_Short problem_
Convert the lines below into a JSON list of strings, one string per line, leaving out blank lines and the picture.

_Data section_

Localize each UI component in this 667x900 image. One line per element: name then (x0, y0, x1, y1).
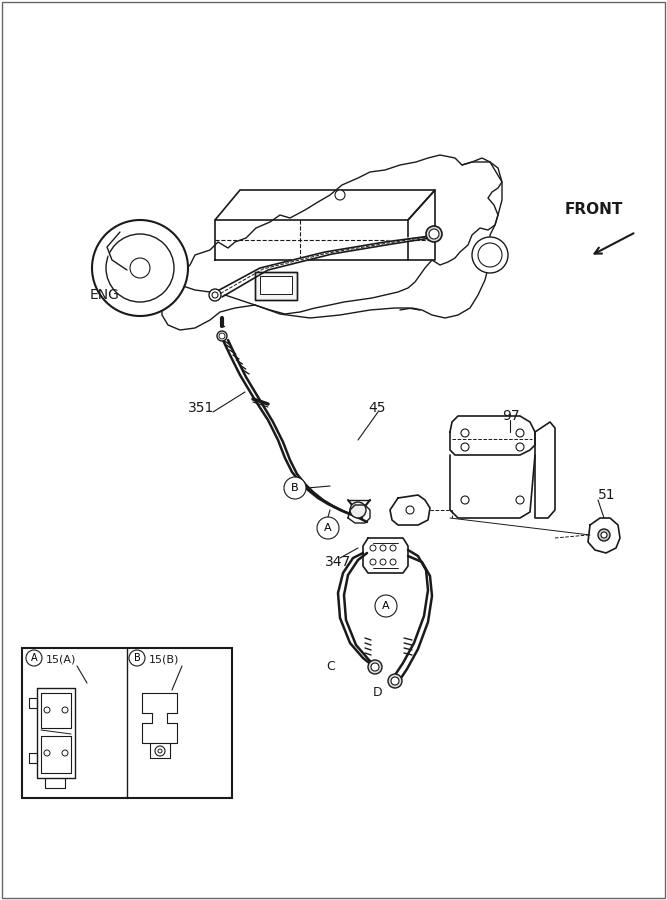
Circle shape (284, 477, 306, 499)
Circle shape (106, 234, 174, 302)
Circle shape (217, 331, 227, 341)
Text: FRONT: FRONT (565, 202, 624, 218)
Bar (260, 276, 292, 294)
Text: 51: 51 (598, 488, 616, 502)
Text: 45: 45 (368, 401, 386, 415)
Circle shape (155, 746, 165, 756)
Circle shape (371, 663, 379, 671)
Circle shape (461, 443, 469, 451)
Circle shape (516, 443, 524, 451)
Circle shape (26, 650, 42, 666)
Circle shape (390, 559, 396, 565)
Bar (255, 272, 297, 300)
Text: A: A (324, 523, 331, 533)
Text: A: A (31, 653, 37, 663)
Text: 347: 347 (325, 555, 352, 569)
Circle shape (212, 292, 218, 298)
Bar (22, 648, 232, 798)
Circle shape (478, 243, 502, 267)
Text: A: A (382, 601, 390, 611)
Circle shape (380, 545, 386, 551)
Circle shape (44, 750, 50, 756)
Circle shape (158, 749, 162, 753)
Text: B: B (133, 653, 140, 663)
Circle shape (429, 229, 439, 239)
Circle shape (472, 237, 508, 273)
Text: 97: 97 (502, 409, 520, 423)
Circle shape (62, 707, 68, 713)
Circle shape (368, 660, 382, 674)
Circle shape (92, 220, 188, 316)
Circle shape (388, 674, 402, 688)
Circle shape (130, 258, 150, 278)
Circle shape (598, 529, 610, 541)
Text: 15(B): 15(B) (149, 655, 179, 665)
Circle shape (335, 190, 345, 200)
Circle shape (350, 502, 366, 518)
Text: D: D (373, 687, 383, 699)
Circle shape (317, 517, 339, 539)
Text: B: B (291, 483, 299, 493)
Circle shape (370, 559, 376, 565)
Circle shape (406, 506, 414, 514)
Circle shape (380, 559, 386, 565)
Circle shape (219, 333, 225, 339)
Text: 351: 351 (188, 401, 214, 415)
Circle shape (516, 496, 524, 504)
Circle shape (62, 750, 68, 756)
Circle shape (461, 429, 469, 437)
Circle shape (426, 226, 442, 242)
Text: C: C (326, 660, 335, 672)
Circle shape (209, 289, 221, 301)
Circle shape (601, 532, 607, 538)
Circle shape (390, 545, 396, 551)
Circle shape (44, 707, 50, 713)
Text: 15(A): 15(A) (46, 655, 77, 665)
Circle shape (375, 595, 397, 617)
Circle shape (370, 545, 376, 551)
Circle shape (516, 429, 524, 437)
Text: ENG: ENG (90, 288, 120, 302)
Circle shape (461, 496, 469, 504)
Circle shape (129, 650, 145, 666)
Circle shape (391, 677, 399, 685)
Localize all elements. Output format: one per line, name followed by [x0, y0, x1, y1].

_Result below_
[
  "Localize each UI component in this 667x900 image. One line per element: name then (x0, y0, x1, y1).",
  "Circle shape (284, 477, 306, 499)",
  "Circle shape (106, 234, 174, 302)",
  "Circle shape (217, 331, 227, 341)",
  "Text: FRONT: FRONT (565, 202, 624, 218)",
  "Bar (260, 276, 292, 294)",
  "Text: 51: 51 (598, 488, 616, 502)",
  "Text: 45: 45 (368, 401, 386, 415)",
  "Circle shape (155, 746, 165, 756)",
  "Circle shape (371, 663, 379, 671)",
  "Circle shape (461, 443, 469, 451)",
  "Circle shape (516, 443, 524, 451)",
  "Circle shape (26, 650, 42, 666)",
  "Circle shape (390, 559, 396, 565)",
  "Bar (255, 272, 297, 300)",
  "Text: A: A (324, 523, 331, 533)",
  "Text: A: A (31, 653, 37, 663)",
  "Text: 347: 347 (325, 555, 352, 569)",
  "Circle shape (212, 292, 218, 298)",
  "Bar (22, 648, 232, 798)",
  "Circle shape (478, 243, 502, 267)",
  "Text: A: A (382, 601, 390, 611)",
  "Circle shape (380, 545, 386, 551)",
  "Circle shape (44, 750, 50, 756)",
  "Circle shape (158, 749, 162, 753)",
  "Text: B: B (133, 653, 140, 663)",
  "Circle shape (429, 229, 439, 239)",
  "Circle shape (472, 237, 508, 273)",
  "Text: 97: 97 (502, 409, 520, 423)",
  "Circle shape (62, 707, 68, 713)",
  "Circle shape (368, 660, 382, 674)",
  "Circle shape (92, 220, 188, 316)",
  "Circle shape (388, 674, 402, 688)",
  "Circle shape (130, 258, 150, 278)",
  "Circle shape (598, 529, 610, 541)",
  "Text: 15(B): 15(B) (149, 655, 179, 665)",
  "Circle shape (335, 190, 345, 200)",
  "Circle shape (350, 502, 366, 518)",
  "Text: D: D (373, 687, 383, 699)",
  "Circle shape (317, 517, 339, 539)",
  "Text: B: B (291, 483, 299, 493)",
  "Circle shape (370, 559, 376, 565)",
  "Circle shape (406, 506, 414, 514)",
  "Circle shape (380, 559, 386, 565)",
  "Circle shape (219, 333, 225, 339)",
  "Text: 351: 351 (188, 401, 214, 415)",
  "Circle shape (516, 496, 524, 504)",
  "Circle shape (62, 750, 68, 756)",
  "Circle shape (461, 429, 469, 437)",
  "Circle shape (426, 226, 442, 242)",
  "Text: C: C (326, 660, 335, 672)",
  "Circle shape (209, 289, 221, 301)",
  "Circle shape (601, 532, 607, 538)",
  "Circle shape (390, 545, 396, 551)",
  "Circle shape (44, 707, 50, 713)",
  "Text: 15(A): 15(A) (46, 655, 77, 665)",
  "Circle shape (375, 595, 397, 617)",
  "Circle shape (370, 545, 376, 551)",
  "Circle shape (516, 429, 524, 437)",
  "Text: ENG: ENG (90, 288, 120, 302)",
  "Circle shape (461, 496, 469, 504)",
  "Circle shape (129, 650, 145, 666)",
  "Circle shape (391, 677, 399, 685)",
  "Localize all elements. Output format: one per line, name followed by [x0, y0, x1, y1]."
]